:: Data to process ::

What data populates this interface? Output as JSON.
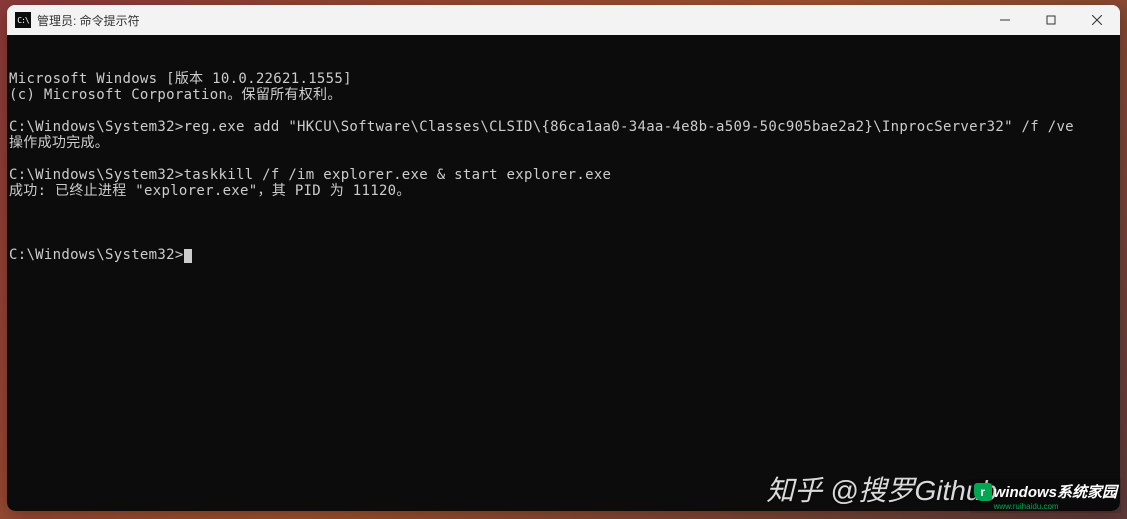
{
  "titlebar": {
    "icon_text": "C:\\",
    "title": "管理员: 命令提示符"
  },
  "terminal": {
    "lines": [
      "Microsoft Windows [版本 10.0.22621.1555]",
      "(c) Microsoft Corporation。保留所有权利。",
      "",
      "C:\\Windows\\System32>reg.exe add \"HKCU\\Software\\Classes\\CLSID\\{86ca1aa0-34aa-4e8b-a509-50c905bae2a2}\\InprocServer32\" /f /ve",
      "操作成功完成。",
      "",
      "C:\\Windows\\System32>taskkill /f /im explorer.exe & start explorer.exe",
      "成功: 已终止进程 \"explorer.exe\"，其 PID 为 11120。",
      ""
    ],
    "prompt": "C:\\Windows\\System32>"
  },
  "watermarks": {
    "zhihu": "知乎 @搜罗Github",
    "windows_logo_letter": "r",
    "windows_text": "windows系统家园",
    "windows_sub": "www.ruihaidu.com"
  }
}
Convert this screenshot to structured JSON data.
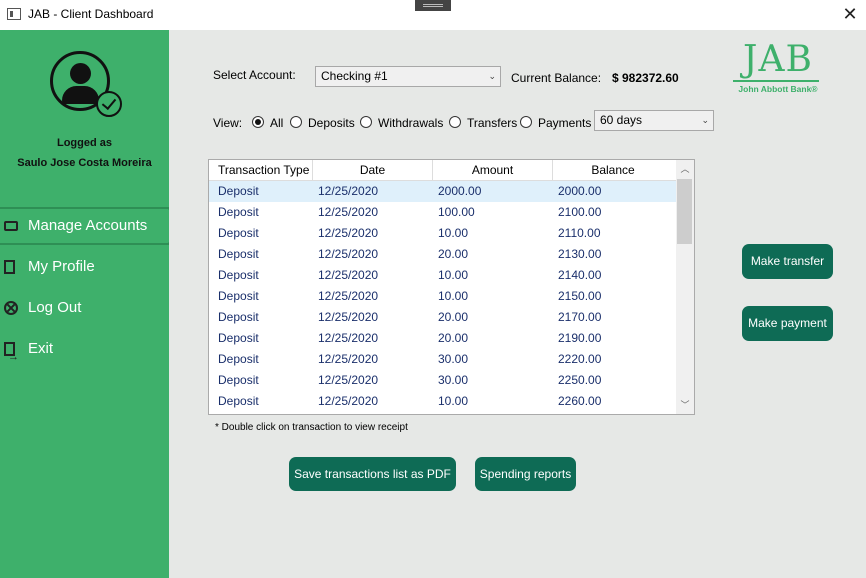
{
  "window": {
    "title": "JAB - Client Dashboard",
    "close_glyph": "✕"
  },
  "sidebar": {
    "logged_as_label": "Logged as",
    "user_name": "Saulo Jose Costa Moreira",
    "items": [
      {
        "label": "Manage Accounts",
        "icon": "wallet-icon",
        "active": true
      },
      {
        "label": "My Profile",
        "icon": "profile-document-icon",
        "active": false
      },
      {
        "label": "Log Out",
        "icon": "logout-circle-x-icon",
        "active": false
      },
      {
        "label": "Exit",
        "icon": "exit-door-icon",
        "active": false
      }
    ],
    "accent_color": "#3eb06b"
  },
  "account": {
    "select_label": "Select Account:",
    "selected": "Checking  #1",
    "balance_label": "Current Balance:",
    "balance_value": "$ 982372.60"
  },
  "view": {
    "label": "View:",
    "options": [
      "All",
      "Deposits",
      "Withdrawals",
      "Transfers",
      "Payments"
    ],
    "selected": "All",
    "period": "60 days"
  },
  "logo": {
    "text": "JAB",
    "subtitle": "John Abbott Bank®"
  },
  "table": {
    "columns": [
      "Transaction Type",
      "Date",
      "Amount",
      "Balance"
    ],
    "rows": [
      [
        "Deposit",
        "12/25/2020",
        "2000.00",
        "2000.00"
      ],
      [
        "Deposit",
        "12/25/2020",
        "100.00",
        "2100.00"
      ],
      [
        "Deposit",
        "12/25/2020",
        "10.00",
        "2110.00"
      ],
      [
        "Deposit",
        "12/25/2020",
        "20.00",
        "2130.00"
      ],
      [
        "Deposit",
        "12/25/2020",
        "10.00",
        "2140.00"
      ],
      [
        "Deposit",
        "12/25/2020",
        "10.00",
        "2150.00"
      ],
      [
        "Deposit",
        "12/25/2020",
        "20.00",
        "2170.00"
      ],
      [
        "Deposit",
        "12/25/2020",
        "20.00",
        "2190.00"
      ],
      [
        "Deposit",
        "12/25/2020",
        "30.00",
        "2220.00"
      ],
      [
        "Deposit",
        "12/25/2020",
        "30.00",
        "2250.00"
      ],
      [
        "Deposit",
        "12/25/2020",
        "10.00",
        "2260.00"
      ]
    ],
    "selected_row": 0,
    "note": "* Double click on transaction to view receipt"
  },
  "buttons": {
    "make_transfer": "Make transfer",
    "make_payment": "Make payment",
    "save_pdf": "Save transactions list as PDF",
    "spending_reports": "Spending reports",
    "button_color": "#0e6b55"
  }
}
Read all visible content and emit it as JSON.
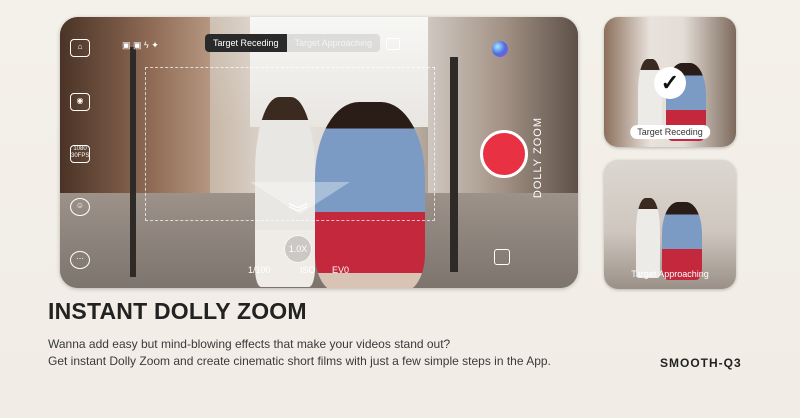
{
  "camera": {
    "mode_tabs": [
      {
        "label": "Target Receding",
        "active": true
      },
      {
        "label": "Target Approaching",
        "active": false
      }
    ],
    "left_icons": [
      "home-icon",
      "camera-switch-icon",
      "resolution-icon",
      "face-track-icon",
      "more-icon"
    ],
    "resolution_label": "1080 30FPS",
    "zoom_label": "1.0X",
    "side_label": "DOLLY ZOOM",
    "shutter_readout": "1/100",
    "iso_readout": "ISO",
    "ev_readout": "EV0",
    "record_color": "#e83143"
  },
  "thumbnails": [
    {
      "label": "Target Receding",
      "selected": true
    },
    {
      "label": "Target Approaching",
      "selected": false
    }
  ],
  "title": "INSTANT DOLLY ZOOM",
  "description": [
    "Wanna add easy but mind-blowing effects that make your videos stand out?",
    "Get instant Dolly Zoom and create cinematic short films with just a few simple steps in the App."
  ],
  "brand": "SMOOTH-Q3"
}
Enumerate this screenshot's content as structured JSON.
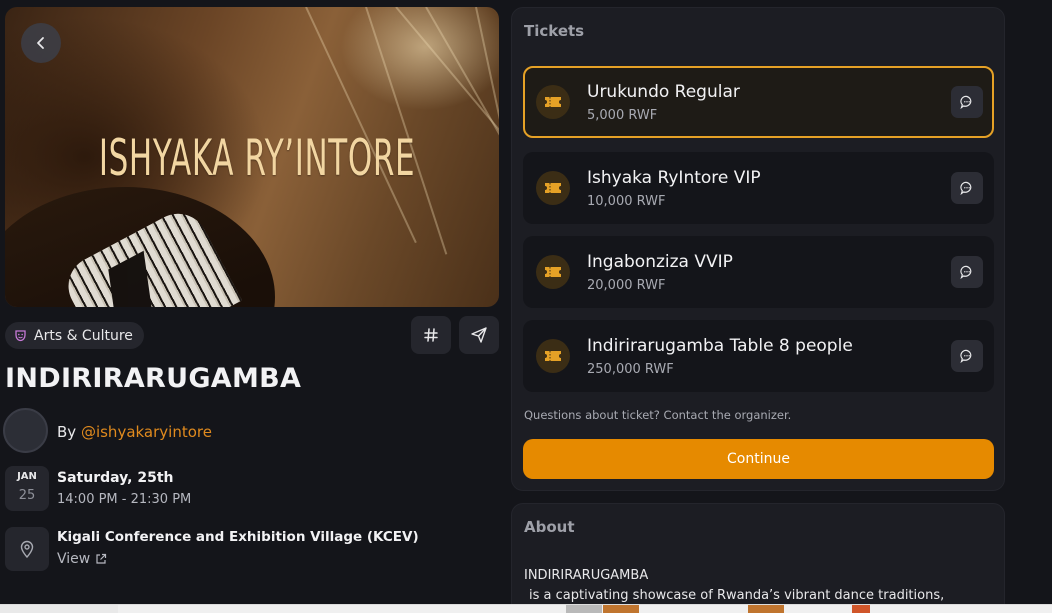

:::

Given request: Write out all the entries exactly, except for the pictures.

Task response:
What data populates this interface? Output as JSON.
{
  "titlebar": {
    "icon_text": "C:\\",
    "title": "管理员: 命令提示符"
  },
  "terminal": {
    "lines": [
      "Microsoft Windows [版本 10.0.22621.1555]",
      "(c) Microsoft Corporation。保留所有权利。",
      "",
      "C:\\Windows\\System32>reg.exe add \"HKCU\\Software\\Classes\\CLSID\\{86ca1aa0-34aa-4e8b-a509-50c905bae2a2}\\InprocServer32\" /f /ve",
      "操作成功完成。",
      "",
      "C:\\Windows\\System32>taskkill /f /im explorer.exe & start explorer.exe",
      "成功: 已终止进程 \"explorer.exe\"，其 PID 为 11120。",
      ""
    ],
    "prompt": "C:\\Windows\\System32>"
  },
  "watermarks": {
    "zhihu": "知乎 @搜罗Github",
    "windows_logo_letter": "r",
    "windows_text": "windows系统家园",
    "windows_sub": "www.ruihaidu.com"
  }
}
Convert this screenshot to structured JSON data.
{
  "window": {
    "title": "JAB - Client Dashboard",
    "close_glyph": "✕"
  },
  "sidebar": {
    "logged_as_label": "Logged as",
    "user_name": "Saulo Jose Costa Moreira",
    "items": [
      {
        "label": "Manage Accounts",
        "icon": "wallet-icon",
        "active": true
      },
      {
        "label": "My Profile",
        "icon": "profile-document-icon",
        "active": false
      },
      {
        "label": "Log Out",
        "icon": "logout-circle-x-icon",
        "active": false
      },
      {
        "label": "Exit",
        "icon": "exit-door-icon",
        "active": false
      }
    ],
    "accent_color": "#3eb06b"
  },
  "account": {
    "select_label": "Select Account:",
    "selected": "Checking  #1",
    "balance_label": "Current Balance:",
    "balance_value": "$ 982372.60"
  },
  "view": {
    "label": "View:",
    "options": [
      "All",
      "Deposits",
      "Withdrawals",
      "Transfers",
      "Payments"
    ],
    "selected": "All",
    "period": "60 days"
  },
  "logo": {
    "text": "JAB",
    "subtitle": "John Abbott Bank®"
  },
  "table": {
    "columns": [
      "Transaction Type",
      "Date",
      "Amount",
      "Balance"
    ],
    "rows": [
      [
        "Deposit",
        "12/25/2020",
        "2000.00",
        "2000.00"
      ],
      [
        "Deposit",
        "12/25/2020",
        "100.00",
        "2100.00"
      ],
      [
        "Deposit",
        "12/25/2020",
        "10.00",
        "2110.00"
      ],
      [
        "Deposit",
        "12/25/2020",
        "20.00",
        "2130.00"
      ],
      [
        "Deposit",
        "12/25/2020",
        "10.00",
        "2140.00"
      ],
      [
        "Deposit",
        "12/25/2020",
        "10.00",
        "2150.00"
      ],
      [
        "Deposit",
        "12/25/2020",
        "20.00",
        "2170.00"
      ],
      [
        "Deposit",
        "12/25/2020",
        "20.00",
        "2190.00"
      ],
      [
        "Deposit",
        "12/25/2020",
        "30.00",
        "2220.00"
      ],
      [
        "Deposit",
        "12/25/2020",
        "30.00",
        "2250.00"
      ],
      [
        "Deposit",
        "12/25/2020",
        "10.00",
        "2260.00"
      ]
    ],
    "selected_row": 0,
    "note": "* Double click on transaction to view receipt"
  },
  "buttons": {
    "make_transfer": "Make transfer",
    "make_payment": "Make payment",
    "save_pdf": "Save transactions list as PDF",
    "spending_reports": "Spending reports",
    "button_color": "#0e6b55"
  }
}
Read all visible content and emit it as JSON.
{
  "camera": {
    "mode_tabs": [
      {
        "label": "Target Receding",
        "active": true
      },
      {
        "label": "Target Approaching",
        "active": false
      }
    ],
    "left_icons": [
      "home-icon",
      "camera-switch-icon",
      "resolution-icon",
      "face-track-icon",
      "more-icon"
    ],
    "resolution_label": "1080 30FPS",
    "zoom_label": "1.0X",
    "side_label": "DOLLY ZOOM",
    "shutter_readout": "1/100",
    "iso_readout": "ISO",
    "ev_readout": "EV0",
    "record_color": "#e83143"
  },
  "thumbnails": [
    {
      "label": "Target Receding",
      "selected": true
    },
    {
      "label": "Target Approaching",
      "selected": false
    }
  ],
  "title": "INSTANT DOLLY ZOOM",
  "description": [
    "Wanna add easy but mind-blowing effects that make your videos stand out?",
    "Get instant Dolly Zoom and create cinematic short films with just a few simple steps in the App."
  ],
  "brand": "SMOOTH-Q3"
}
Enumerate this screenshot's content as structured JSON.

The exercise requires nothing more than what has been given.